### TASK OBJECTIVE
Find the lines that contain the word "JSON" and copy each one.

>> start RECORDS FOR THE EXERCISE

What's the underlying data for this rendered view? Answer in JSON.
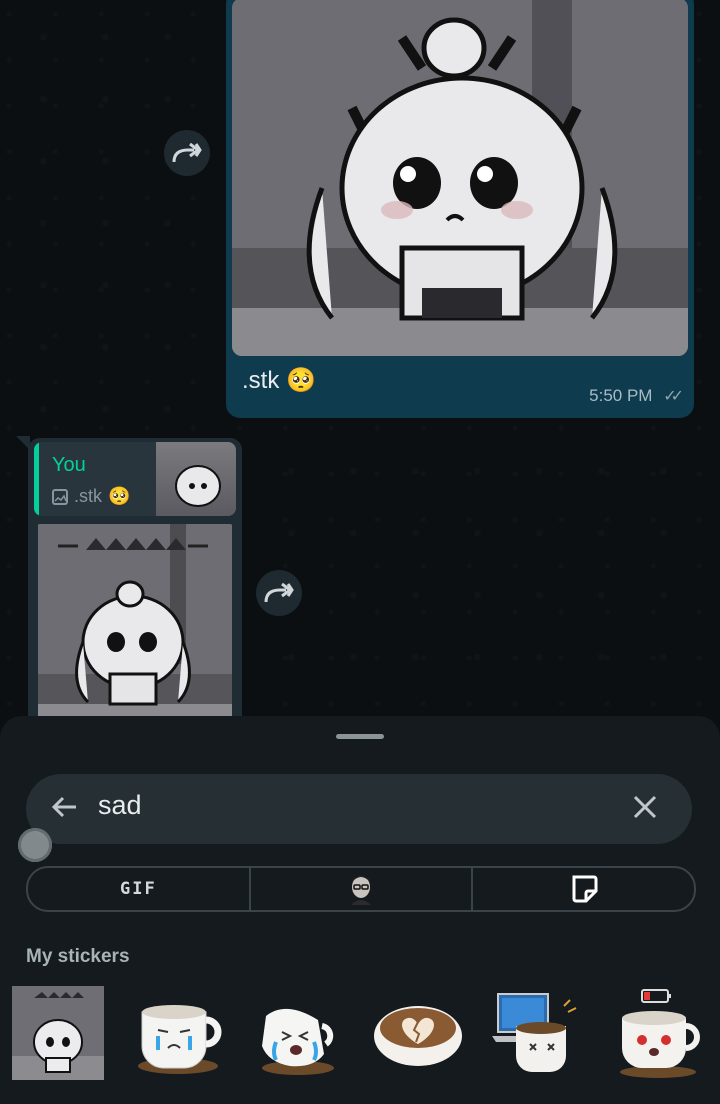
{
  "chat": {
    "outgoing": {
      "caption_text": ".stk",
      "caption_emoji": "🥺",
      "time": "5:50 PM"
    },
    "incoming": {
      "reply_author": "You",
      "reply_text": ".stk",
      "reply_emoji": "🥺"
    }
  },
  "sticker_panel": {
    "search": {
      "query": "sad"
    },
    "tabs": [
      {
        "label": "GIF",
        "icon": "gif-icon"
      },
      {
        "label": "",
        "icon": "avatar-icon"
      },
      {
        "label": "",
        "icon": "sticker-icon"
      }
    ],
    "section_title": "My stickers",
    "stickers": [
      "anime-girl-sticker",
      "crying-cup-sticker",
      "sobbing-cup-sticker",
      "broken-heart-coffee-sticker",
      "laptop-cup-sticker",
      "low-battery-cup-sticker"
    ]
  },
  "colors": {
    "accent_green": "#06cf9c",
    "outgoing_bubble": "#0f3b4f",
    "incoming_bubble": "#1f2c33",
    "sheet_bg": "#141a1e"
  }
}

>> end RECORDS FOR THE EXERCISE
>> start RECORDS FOR THE EXERCISE

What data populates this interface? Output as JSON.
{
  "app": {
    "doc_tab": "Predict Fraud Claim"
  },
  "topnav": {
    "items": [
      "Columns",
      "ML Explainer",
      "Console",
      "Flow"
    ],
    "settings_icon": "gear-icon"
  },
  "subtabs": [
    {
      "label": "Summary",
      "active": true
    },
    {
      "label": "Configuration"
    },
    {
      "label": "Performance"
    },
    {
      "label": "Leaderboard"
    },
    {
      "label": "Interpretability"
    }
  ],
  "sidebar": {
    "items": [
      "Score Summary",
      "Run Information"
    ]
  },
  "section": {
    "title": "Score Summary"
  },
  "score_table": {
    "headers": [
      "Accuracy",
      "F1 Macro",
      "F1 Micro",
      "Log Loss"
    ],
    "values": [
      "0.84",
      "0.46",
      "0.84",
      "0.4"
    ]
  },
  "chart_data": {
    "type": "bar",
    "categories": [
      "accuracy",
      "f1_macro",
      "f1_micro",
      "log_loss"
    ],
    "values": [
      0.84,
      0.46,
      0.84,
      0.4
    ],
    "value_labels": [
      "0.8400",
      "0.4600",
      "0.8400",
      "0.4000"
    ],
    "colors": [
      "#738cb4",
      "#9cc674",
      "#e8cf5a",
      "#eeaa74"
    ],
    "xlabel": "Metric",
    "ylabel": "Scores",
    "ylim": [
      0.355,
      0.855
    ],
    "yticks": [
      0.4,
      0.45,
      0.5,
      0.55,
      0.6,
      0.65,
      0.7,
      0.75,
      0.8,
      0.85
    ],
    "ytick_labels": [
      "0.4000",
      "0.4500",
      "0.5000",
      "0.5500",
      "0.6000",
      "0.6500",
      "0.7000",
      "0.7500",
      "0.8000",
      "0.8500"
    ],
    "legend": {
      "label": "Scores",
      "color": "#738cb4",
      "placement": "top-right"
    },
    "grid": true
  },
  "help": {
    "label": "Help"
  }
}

>> end RECORDS FOR THE EXERCISE

### WORKED SOLUTION
What's the underlying data for this rendered view? Answer in JSON.
What data populates this interface? Output as JSON.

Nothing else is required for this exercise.